## [Given instruction]
Extract the lines that hold the string "Influenza".

----------------------------------------

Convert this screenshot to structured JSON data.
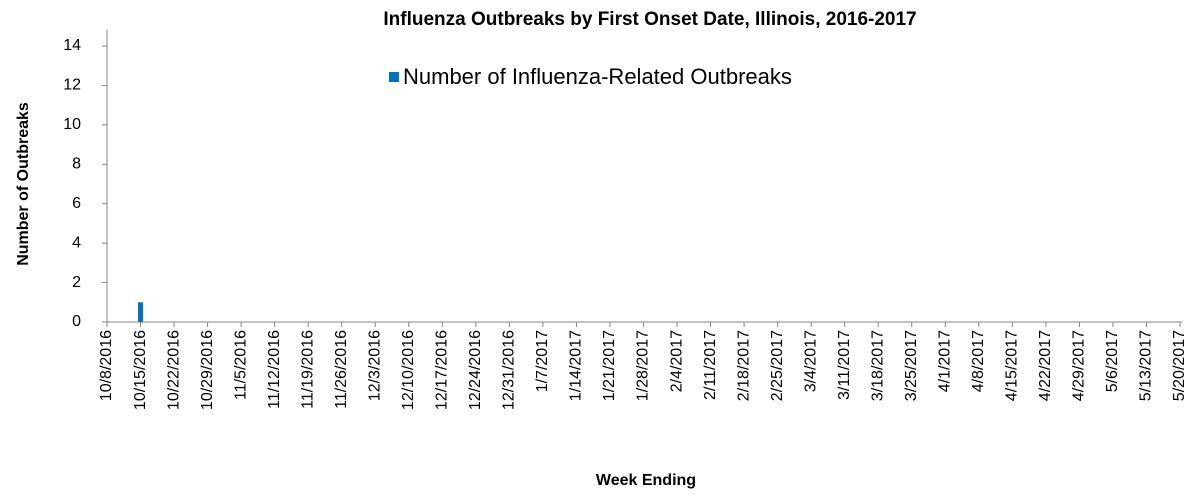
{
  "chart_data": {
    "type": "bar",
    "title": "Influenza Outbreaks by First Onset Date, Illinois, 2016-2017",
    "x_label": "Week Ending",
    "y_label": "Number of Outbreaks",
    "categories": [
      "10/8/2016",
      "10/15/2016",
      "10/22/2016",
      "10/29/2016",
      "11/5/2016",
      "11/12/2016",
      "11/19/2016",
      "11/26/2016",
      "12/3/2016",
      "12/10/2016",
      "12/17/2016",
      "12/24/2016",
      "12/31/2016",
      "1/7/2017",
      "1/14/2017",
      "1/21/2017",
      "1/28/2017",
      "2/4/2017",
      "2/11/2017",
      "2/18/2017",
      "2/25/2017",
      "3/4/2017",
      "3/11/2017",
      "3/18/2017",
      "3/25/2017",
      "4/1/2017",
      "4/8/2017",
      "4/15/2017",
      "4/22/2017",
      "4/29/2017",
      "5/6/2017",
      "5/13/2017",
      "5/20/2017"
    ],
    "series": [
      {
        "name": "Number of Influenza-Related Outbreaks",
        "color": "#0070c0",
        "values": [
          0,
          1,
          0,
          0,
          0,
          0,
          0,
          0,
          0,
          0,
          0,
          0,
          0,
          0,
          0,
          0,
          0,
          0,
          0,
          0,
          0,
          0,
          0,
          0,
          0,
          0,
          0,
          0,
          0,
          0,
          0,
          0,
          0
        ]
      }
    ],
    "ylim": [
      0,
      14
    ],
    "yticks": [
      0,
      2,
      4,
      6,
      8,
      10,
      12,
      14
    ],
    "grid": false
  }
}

----------------------------------------

## [Answer]
    "title": "Influenza Outbreaks by First Onset Date, Illinois, 2016-2017",
        "name": "Number of Influenza-Related Outbreaks",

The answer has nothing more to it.